WORK REQUIRED -
Each entry below should be echoed exactly, with pictures omitted.

DATA ENTRIES -

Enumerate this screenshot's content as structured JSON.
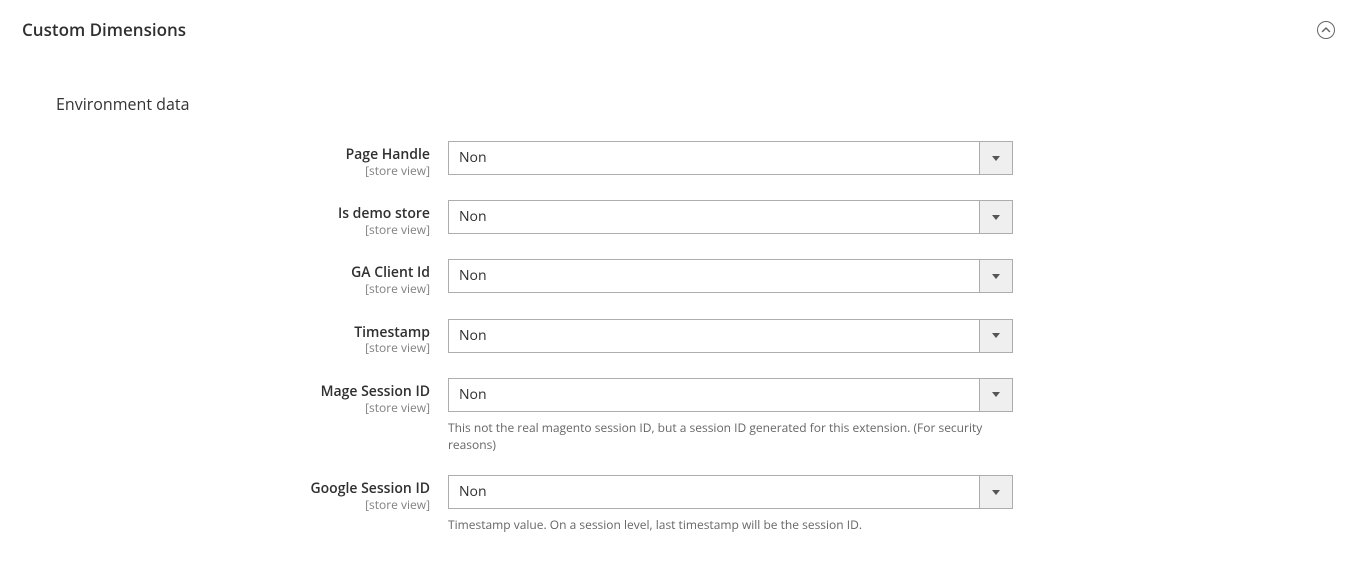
{
  "section": {
    "title": "Custom Dimensions"
  },
  "subsection": {
    "title": "Environment data"
  },
  "scope_label": "[store view]",
  "fields": {
    "page_handle": {
      "label": "Page Handle",
      "value": "Non"
    },
    "is_demo_store": {
      "label": "Is demo store",
      "value": "Non"
    },
    "ga_client_id": {
      "label": "GA Client Id",
      "value": "Non"
    },
    "timestamp": {
      "label": "Timestamp",
      "value": "Non"
    },
    "mage_session_id": {
      "label": "Mage Session ID",
      "value": "Non",
      "help": "This not the real magento session ID, but a session ID generated for this extension. (For security reasons)"
    },
    "google_session_id": {
      "label": "Google Session ID",
      "value": "Non",
      "help": "Timestamp value. On a session level, last timestamp will be the session ID."
    }
  }
}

REPLY -
Enumerate this screenshot's content as structured JSON.
{
  "section": {
    "title": "Custom Dimensions"
  },
  "subsection": {
    "title": "Environment data"
  },
  "scope_label": "[store view]",
  "fields": {
    "page_handle": {
      "label": "Page Handle",
      "value": "Non"
    },
    "is_demo_store": {
      "label": "Is demo store",
      "value": "Non"
    },
    "ga_client_id": {
      "label": "GA Client Id",
      "value": "Non"
    },
    "timestamp": {
      "label": "Timestamp",
      "value": "Non"
    },
    "mage_session_id": {
      "label": "Mage Session ID",
      "value": "Non",
      "help": "This not the real magento session ID, but a session ID generated for this extension. (For security reasons)"
    },
    "google_session_id": {
      "label": "Google Session ID",
      "value": "Non",
      "help": "Timestamp value. On a session level, last timestamp will be the session ID."
    }
  }
}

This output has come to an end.